Saved data entries:
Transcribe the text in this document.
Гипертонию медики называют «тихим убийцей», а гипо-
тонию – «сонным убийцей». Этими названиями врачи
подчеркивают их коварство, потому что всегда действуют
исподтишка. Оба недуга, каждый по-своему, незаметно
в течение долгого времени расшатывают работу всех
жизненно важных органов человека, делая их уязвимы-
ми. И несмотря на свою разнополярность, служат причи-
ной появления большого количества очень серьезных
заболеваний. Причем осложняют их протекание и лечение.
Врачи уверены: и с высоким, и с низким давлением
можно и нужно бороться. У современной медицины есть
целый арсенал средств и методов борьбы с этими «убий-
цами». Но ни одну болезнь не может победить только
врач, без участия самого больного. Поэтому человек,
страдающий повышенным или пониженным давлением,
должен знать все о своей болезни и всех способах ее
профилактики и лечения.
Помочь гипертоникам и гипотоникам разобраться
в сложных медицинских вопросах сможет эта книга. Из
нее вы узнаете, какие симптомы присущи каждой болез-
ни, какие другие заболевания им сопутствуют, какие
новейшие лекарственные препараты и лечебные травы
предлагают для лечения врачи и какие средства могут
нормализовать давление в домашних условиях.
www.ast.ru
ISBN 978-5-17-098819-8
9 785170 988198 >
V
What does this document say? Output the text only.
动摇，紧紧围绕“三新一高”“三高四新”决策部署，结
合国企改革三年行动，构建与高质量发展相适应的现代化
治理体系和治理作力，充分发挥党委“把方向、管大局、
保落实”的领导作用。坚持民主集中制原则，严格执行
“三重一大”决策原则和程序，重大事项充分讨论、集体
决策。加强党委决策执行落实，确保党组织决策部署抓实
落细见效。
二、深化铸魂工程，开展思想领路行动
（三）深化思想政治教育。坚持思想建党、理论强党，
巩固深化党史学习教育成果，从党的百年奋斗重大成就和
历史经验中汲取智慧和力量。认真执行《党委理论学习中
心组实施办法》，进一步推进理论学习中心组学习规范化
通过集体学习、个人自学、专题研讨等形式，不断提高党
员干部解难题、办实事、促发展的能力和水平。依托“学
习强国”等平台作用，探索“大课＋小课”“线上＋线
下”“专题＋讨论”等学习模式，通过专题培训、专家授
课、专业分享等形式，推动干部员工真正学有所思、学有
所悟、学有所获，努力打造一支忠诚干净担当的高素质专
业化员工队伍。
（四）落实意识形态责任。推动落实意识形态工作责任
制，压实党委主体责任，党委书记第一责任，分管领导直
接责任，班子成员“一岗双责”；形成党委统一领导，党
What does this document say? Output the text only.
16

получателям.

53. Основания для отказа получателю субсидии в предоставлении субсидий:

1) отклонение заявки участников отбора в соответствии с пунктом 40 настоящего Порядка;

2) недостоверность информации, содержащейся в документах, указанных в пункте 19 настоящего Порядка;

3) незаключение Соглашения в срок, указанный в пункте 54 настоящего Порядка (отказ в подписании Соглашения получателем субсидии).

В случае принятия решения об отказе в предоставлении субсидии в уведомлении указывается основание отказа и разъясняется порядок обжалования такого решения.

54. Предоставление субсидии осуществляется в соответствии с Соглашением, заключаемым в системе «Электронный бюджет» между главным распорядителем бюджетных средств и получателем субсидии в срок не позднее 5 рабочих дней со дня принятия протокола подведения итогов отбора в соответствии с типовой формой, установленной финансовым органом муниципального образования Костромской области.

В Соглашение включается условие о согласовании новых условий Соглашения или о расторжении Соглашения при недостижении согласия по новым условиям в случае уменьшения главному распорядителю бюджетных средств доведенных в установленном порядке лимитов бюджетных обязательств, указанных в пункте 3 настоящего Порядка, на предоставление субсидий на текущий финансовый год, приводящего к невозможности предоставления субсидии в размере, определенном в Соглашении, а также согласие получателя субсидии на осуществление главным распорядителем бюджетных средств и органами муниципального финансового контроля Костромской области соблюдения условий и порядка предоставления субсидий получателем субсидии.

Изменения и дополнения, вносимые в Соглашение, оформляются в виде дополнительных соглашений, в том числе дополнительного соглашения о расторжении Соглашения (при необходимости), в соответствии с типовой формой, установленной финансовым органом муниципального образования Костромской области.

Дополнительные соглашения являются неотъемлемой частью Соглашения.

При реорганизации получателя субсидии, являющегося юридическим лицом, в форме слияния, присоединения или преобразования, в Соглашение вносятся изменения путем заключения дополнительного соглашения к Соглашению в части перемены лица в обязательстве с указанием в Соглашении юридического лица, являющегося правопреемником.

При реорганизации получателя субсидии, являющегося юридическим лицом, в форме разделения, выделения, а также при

Work required: Extract each entry in full and write it down exactly.

Response for this exercise:
Transcribe the text in this document.
Гипертонию медики называют «тихим убийцей», а гипо-
тонию – «сонным убийцей». Этими названиями врачи
подчеркивают их коварство, потому что всегда действуют
исподтишка. Оба недуга, каждый по-своему, незаметно
в течение долгого времени расшатывают работу всех
жизненно важных органов человека, делая их уязвимы-
ми. И несмотря на свою разнополярность, служат причи-
ной появления большого количества очень серьезных
заболеваний. Причем осложняют их протекание и лечение.
Врачи уверены: и с высоким, и с низким давлением
можно и нужно бороться. У современной медицины есть
целый арсенал средств и методов борьбы с этими «убий-
цами». Но ни одну болезнь не может победить только
врач, без участия самого больного. Поэтому человек,
страдающий повышенным или пониженным давлением,
должен знать все о своей болезни и всех способах ее
профилактики и лечения.
Помочь гипертоникам и гипотоникам разобраться
в сложных медицинских вопросах сможет эта книга. Из
нее вы узнаете, какие симптомы присущи каждой болез-
ни, какие другие заболевания им сопутствуют, какие
новейшие лекарственные препараты и лечебные травы
предлагают для лечения врачи и какие средства могут
нормализовать давление в домашних условиях.
www.ast.ru
ISBN 978-5-17-098819-8
9 785170 988198 >
V
What does this document say? Output the text only.
动摇，紧紧围绕“三新一高”“三高四新”决策部署，结
合国企改革三年行动，构建与高质量发展相适应的现代化
治理体系和治理作力，充分发挥党委“把方向、管大局、
保落实”的领导作用。坚持民主集中制原则，严格执行
“三重一大”决策原则和程序，重大事项充分讨论、集体
决策。加强党委决策执行落实，确保党组织决策部署抓实
落细见效。
二、深化铸魂工程，开展思想领路行动
（三）深化思想政治教育。坚持思想建党、理论强党，
巩固深化党史学习教育成果，从党的百年奋斗重大成就和
历史经验中汲取智慧和力量。认真执行《党委理论学习中
心组实施办法》，进一步推进理论学习中心组学习规范化
通过集体学习、个人自学、专题研讨等形式，不断提高党
员干部解难题、办实事、促发展的能力和水平。依托“学
习强国”等平台作用，探索“大课＋小课”“线上＋线
下”“专题＋讨论”等学习模式，通过专题培训、专家授
课、专业分享等形式，推动干部员工真正学有所思、学有
所悟、学有所获，努力打造一支忠诚干净担当的高素质专
业化员工队伍。
（四）落实意识形态责任。推动落实意识形态工作责任
制，压实党委主体责任，党委书记第一责任，分管领导直
接责任，班子成员“一岗双责”；形成党委统一领导，党
What does this document say? Output the text only.
16

получателям.

53. Основания для отказа получателю субсидии в предоставлении субсидий:

1) отклонение заявки участников отбора в соответствии с пунктом 40 настоящего Порядка;

2) недостоверность информации, содержащейся в документах, указанных в пункте 19 настоящего Порядка;

3) незаключение Соглашения в срок, указанный в пункте 54 настоящего Порядка (отказ в подписании Соглашения получателем субсидии).

В случае принятия решения об отказе в предоставлении субсидии в уведомлении указывается основание отказа и разъясняется порядок обжалования такого решения.

54. Предоставление субсидии осуществляется в соответствии с Соглашением, заключаемым в системе «Электронный бюджет» между главным распорядителем бюджетных средств и получателем субсидии в срок не позднее 5 рабочих дней со дня принятия протокола подведения итогов отбора в соответствии с типовой формой, установленной финансовым органом муниципального образования Костромской области.

В Соглашение включается условие о согласовании новых условий Соглашения или о расторжении Соглашения при недостижении согласия по новым условиям в случае уменьшения главному распорядителю бюджетных средств доведенных в установленном порядке лимитов бюджетных обязательств, указанных в пункте 3 настоящего Порядка, на предоставление субсидий на текущий финансовый год, приводящего к невозможности предоставления субсидии в размере, определенном в Соглашении, а также согласие получателя субсидии на осуществление главным распорядителем бюджетных средств и органами муниципального финансового контроля Костромской области соблюдения условий и порядка предоставления субсидий получателем субсидии.

Изменения и дополнения, вносимые в Соглашение, оформляются в виде дополнительных соглашений, в том числе дополнительного соглашения о расторжении Соглашения (при необходимости), в соответствии с типовой формой, установленной финансовым органом муниципального образования Костромской области.

Дополнительные соглашения являются неотъемлемой частью Соглашения.

При реорганизации получателя субсидии, являющегося юридическим лицом, в форме слияния, присоединения или преобразования, в Соглашение вносятся изменения путем заключения дополнительного соглашения к Соглашению в части перемены лица в обязательстве с указанием в Соглашении юридического лица, являющегося правопреемником.

При реорганизации получателя субсидии, являющегося юридическим лицом, в форме разделения, выделения, а также при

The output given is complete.